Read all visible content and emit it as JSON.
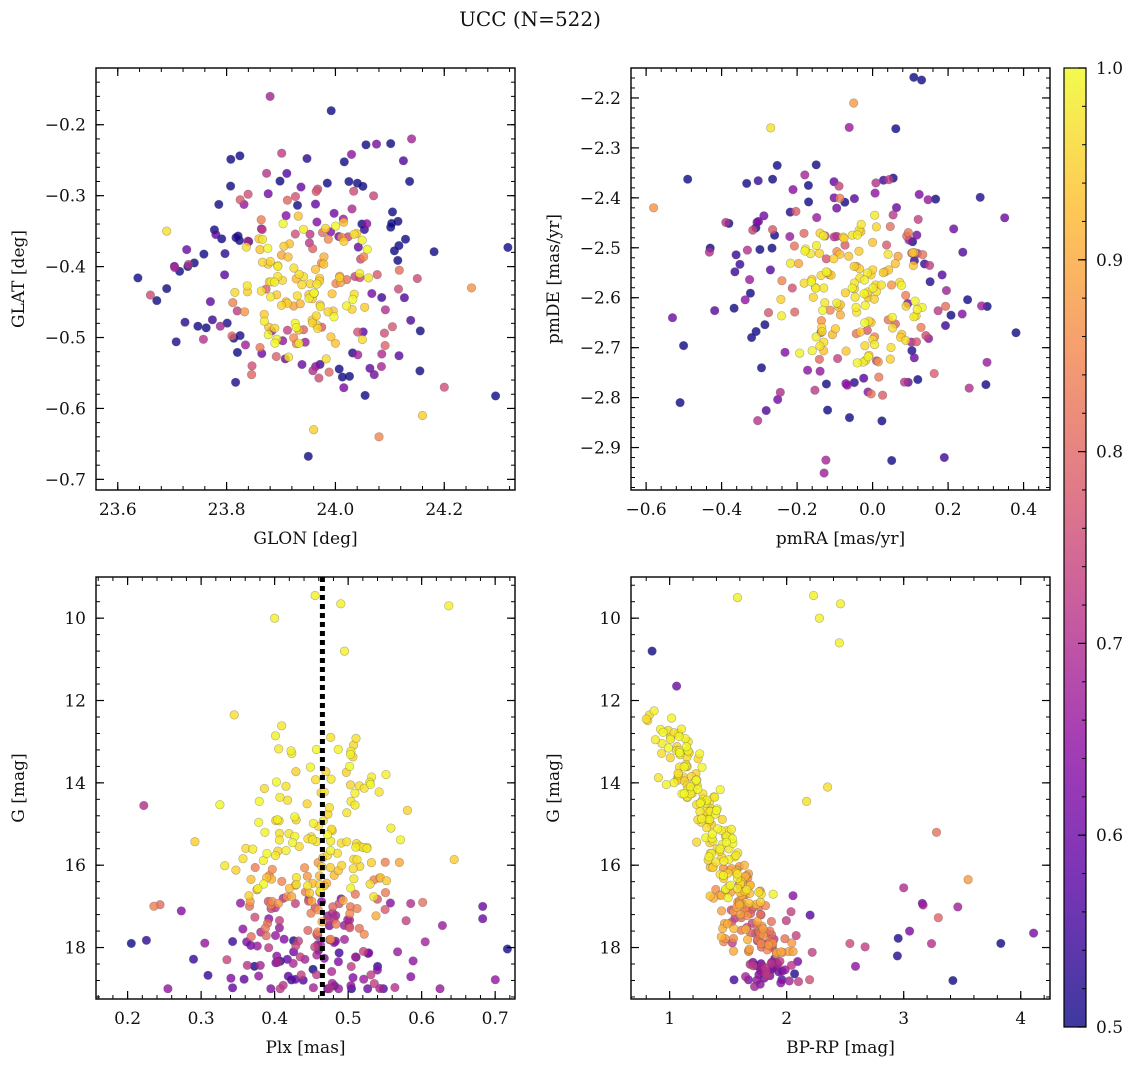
{
  "figure": {
    "title": "UCC (N=522)"
  },
  "colorbar": {
    "min": 0.5,
    "max": 1.0,
    "ticks": [
      "0.5",
      "0.6",
      "0.7",
      "0.8",
      "0.9",
      "1.0"
    ],
    "colormap": "plasma",
    "alpha": 0.8
  },
  "chart_data": [
    {
      "type": "scatter",
      "panel": "top-left",
      "xlabel": "GLON [deg]",
      "ylabel": "GLAT [deg]",
      "xlim": [
        23.56,
        24.33
      ],
      "ylim": [
        -0.715,
        -0.12
      ],
      "xticks": [
        "23.6",
        "23.8",
        "24.0",
        "24.2"
      ],
      "yticks": [
        "-0.7",
        "-0.6",
        "-0.5",
        "-0.4",
        "-0.3",
        "-0.2"
      ],
      "x_center": 23.95,
      "x_std": 0.11,
      "y_center": -0.43,
      "y_std": 0.08,
      "n": 260,
      "seed": 11,
      "extra_points": [
        [
          23.66,
          -0.44,
          0.75
        ],
        [
          24.25,
          -0.43,
          0.87
        ],
        [
          23.88,
          -0.16,
          0.68
        ],
        [
          24.14,
          -0.22,
          0.68
        ],
        [
          24.08,
          -0.64,
          0.85
        ],
        [
          23.96,
          -0.63,
          0.95
        ],
        [
          24.16,
          -0.61,
          0.95
        ],
        [
          23.69,
          -0.35,
          0.97
        ],
        [
          24.2,
          -0.57,
          0.76
        ]
      ]
    },
    {
      "type": "scatter",
      "panel": "top-right",
      "xlabel": "pmRA [mas/yr]",
      "ylabel": "pmDE [mas/yr]",
      "xlim": [
        -0.64,
        0.47
      ],
      "ylim": [
        -2.985,
        -2.14
      ],
      "xticks": [
        "-0.6",
        "-0.4",
        "-0.2",
        "0.0",
        "0.2",
        "0.4"
      ],
      "yticks": [
        "-2.9",
        "-2.8",
        "-2.7",
        "-2.6",
        "-2.5",
        "-2.4",
        "-2.3",
        "-2.2"
      ],
      "x_center": -0.06,
      "x_std": 0.15,
      "y_center": -2.59,
      "y_std": 0.13,
      "n": 270,
      "seed": 23,
      "extra_points": [
        [
          -0.58,
          -2.42,
          0.87
        ],
        [
          -0.51,
          -2.81,
          0.5
        ],
        [
          0.38,
          -2.67,
          0.5
        ],
        [
          0.35,
          -2.44,
          0.6
        ],
        [
          0.19,
          -2.92,
          0.55
        ],
        [
          -0.05,
          -2.21,
          0.88
        ],
        [
          -0.27,
          -2.26,
          0.97
        ],
        [
          -0.53,
          -2.64,
          0.6
        ]
      ]
    },
    {
      "type": "scatter",
      "panel": "bottom-left",
      "xlabel": "Plx [mas]",
      "ylabel": "G [mag]",
      "xlim": [
        0.157,
        0.727
      ],
      "ylim": [
        19.25,
        9.0
      ],
      "y_inverted": true,
      "xticks": [
        "0.2",
        "0.3",
        "0.4",
        "0.5",
        "0.6",
        "0.7"
      ],
      "yticks": [
        "10",
        "12",
        "14",
        "16",
        "18"
      ],
      "vline": {
        "x": 0.465,
        "style": "dotted",
        "color": "#000000"
      },
      "x_center": 0.46,
      "x_std": 0.075,
      "n": 300,
      "seed": 37,
      "extra_points": [
        [
          0.205,
          17.9,
          0.5
        ],
        [
          0.222,
          14.55,
          0.7
        ],
        [
          0.637,
          9.7,
          0.99
        ],
        [
          0.4,
          10.0,
          0.99
        ],
        [
          0.455,
          9.45,
          0.99
        ],
        [
          0.495,
          10.8,
          0.99
        ],
        [
          0.683,
          17.0,
          0.6
        ],
        [
          0.683,
          17.3,
          0.6
        ],
        [
          0.345,
          12.35,
          0.97
        ],
        [
          0.49,
          9.65,
          0.99
        ]
      ]
    },
    {
      "type": "scatter",
      "panel": "bottom-right",
      "xlabel": "BP-RP [mag]",
      "ylabel": "G [mag]",
      "xlim": [
        0.67,
        4.25
      ],
      "ylim": [
        19.25,
        9.0
      ],
      "y_inverted": true,
      "xticks": [
        "1",
        "2",
        "3",
        "4"
      ],
      "yticks": [
        "10",
        "12",
        "14",
        "16",
        "18"
      ],
      "n": 320,
      "seed": 53,
      "extra_points": [
        [
          0.85,
          10.8,
          0.5
        ],
        [
          1.58,
          9.5,
          0.99
        ],
        [
          2.23,
          9.45,
          0.99
        ],
        [
          2.28,
          10.0,
          0.99
        ],
        [
          2.46,
          9.65,
          0.99
        ],
        [
          2.45,
          10.6,
          0.99
        ],
        [
          1.06,
          11.65,
          0.6
        ],
        [
          2.35,
          14.1,
          0.97
        ],
        [
          3.28,
          15.2,
          0.82
        ],
        [
          4.11,
          17.65,
          0.62
        ],
        [
          3.83,
          17.9,
          0.5
        ],
        [
          3.42,
          18.8,
          0.5
        ],
        [
          3.55,
          16.35,
          0.88
        ],
        [
          2.17,
          14.45,
          0.97
        ],
        [
          3.0,
          16.55,
          0.7
        ],
        [
          3.05,
          17.6,
          0.62
        ]
      ]
    }
  ]
}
+ + + +
● Set task:
Reproduce the entries above exactly. Do not include the images.

● Written solution:
Read all visible content and emit it as JSON.
{
  "figure": {
    "title": "UCC (N=522)"
  },
  "colorbar": {
    "min": 0.5,
    "max": 1.0,
    "ticks": [
      "0.5",
      "0.6",
      "0.7",
      "0.8",
      "0.9",
      "1.0"
    ],
    "colormap": "plasma",
    "alpha": 0.8
  },
  "chart_data": [
    {
      "type": "scatter",
      "panel": "top-left",
      "xlabel": "GLON [deg]",
      "ylabel": "GLAT [deg]",
      "xlim": [
        23.56,
        24.33
      ],
      "ylim": [
        -0.715,
        -0.12
      ],
      "xticks": [
        "23.6",
        "23.8",
        "24.0",
        "24.2"
      ],
      "yticks": [
        "-0.7",
        "-0.6",
        "-0.5",
        "-0.4",
        "-0.3",
        "-0.2"
      ],
      "x_center": 23.95,
      "x_std": 0.11,
      "y_center": -0.43,
      "y_std": 0.08,
      "n": 260,
      "seed": 11,
      "extra_points": [
        [
          23.66,
          -0.44,
          0.75
        ],
        [
          24.25,
          -0.43,
          0.87
        ],
        [
          23.88,
          -0.16,
          0.68
        ],
        [
          24.14,
          -0.22,
          0.68
        ],
        [
          24.08,
          -0.64,
          0.85
        ],
        [
          23.96,
          -0.63,
          0.95
        ],
        [
          24.16,
          -0.61,
          0.95
        ],
        [
          23.69,
          -0.35,
          0.97
        ],
        [
          24.2,
          -0.57,
          0.76
        ]
      ]
    },
    {
      "type": "scatter",
      "panel": "top-right",
      "xlabel": "pmRA [mas/yr]",
      "ylabel": "pmDE [mas/yr]",
      "xlim": [
        -0.64,
        0.47
      ],
      "ylim": [
        -2.985,
        -2.14
      ],
      "xticks": [
        "-0.6",
        "-0.4",
        "-0.2",
        "0.0",
        "0.2",
        "0.4"
      ],
      "yticks": [
        "-2.9",
        "-2.8",
        "-2.7",
        "-2.6",
        "-2.5",
        "-2.4",
        "-2.3",
        "-2.2"
      ],
      "x_center": -0.06,
      "x_std": 0.15,
      "y_center": -2.59,
      "y_std": 0.13,
      "n": 270,
      "seed": 23,
      "extra_points": [
        [
          -0.58,
          -2.42,
          0.87
        ],
        [
          -0.51,
          -2.81,
          0.5
        ],
        [
          0.38,
          -2.67,
          0.5
        ],
        [
          0.35,
          -2.44,
          0.6
        ],
        [
          0.19,
          -2.92,
          0.55
        ],
        [
          -0.05,
          -2.21,
          0.88
        ],
        [
          -0.27,
          -2.26,
          0.97
        ],
        [
          -0.53,
          -2.64,
          0.6
        ]
      ]
    },
    {
      "type": "scatter",
      "panel": "bottom-left",
      "xlabel": "Plx [mas]",
      "ylabel": "G [mag]",
      "xlim": [
        0.157,
        0.727
      ],
      "ylim": [
        19.25,
        9.0
      ],
      "y_inverted": true,
      "xticks": [
        "0.2",
        "0.3",
        "0.4",
        "0.5",
        "0.6",
        "0.7"
      ],
      "yticks": [
        "10",
        "12",
        "14",
        "16",
        "18"
      ],
      "vline": {
        "x": 0.465,
        "style": "dotted",
        "color": "#000000"
      },
      "x_center": 0.46,
      "x_std": 0.075,
      "n": 300,
      "seed": 37,
      "extra_points": [
        [
          0.205,
          17.9,
          0.5
        ],
        [
          0.222,
          14.55,
          0.7
        ],
        [
          0.637,
          9.7,
          0.99
        ],
        [
          0.4,
          10.0,
          0.99
        ],
        [
          0.455,
          9.45,
          0.99
        ],
        [
          0.495,
          10.8,
          0.99
        ],
        [
          0.683,
          17.0,
          0.6
        ],
        [
          0.683,
          17.3,
          0.6
        ],
        [
          0.345,
          12.35,
          0.97
        ],
        [
          0.49,
          9.65,
          0.99
        ]
      ]
    },
    {
      "type": "scatter",
      "panel": "bottom-right",
      "xlabel": "BP-RP [mag]",
      "ylabel": "G [mag]",
      "xlim": [
        0.67,
        4.25
      ],
      "ylim": [
        19.25,
        9.0
      ],
      "y_inverted": true,
      "xticks": [
        "1",
        "2",
        "3",
        "4"
      ],
      "yticks": [
        "10",
        "12",
        "14",
        "16",
        "18"
      ],
      "n": 320,
      "seed": 53,
      "extra_points": [
        [
          0.85,
          10.8,
          0.5
        ],
        [
          1.58,
          9.5,
          0.99
        ],
        [
          2.23,
          9.45,
          0.99
        ],
        [
          2.28,
          10.0,
          0.99
        ],
        [
          2.46,
          9.65,
          0.99
        ],
        [
          2.45,
          10.6,
          0.99
        ],
        [
          1.06,
          11.65,
          0.6
        ],
        [
          2.35,
          14.1,
          0.97
        ],
        [
          3.28,
          15.2,
          0.82
        ],
        [
          4.11,
          17.65,
          0.62
        ],
        [
          3.83,
          17.9,
          0.5
        ],
        [
          3.42,
          18.8,
          0.5
        ],
        [
          3.55,
          16.35,
          0.88
        ],
        [
          2.17,
          14.45,
          0.97
        ],
        [
          3.0,
          16.55,
          0.7
        ],
        [
          3.05,
          17.6,
          0.62
        ]
      ]
    }
  ]
}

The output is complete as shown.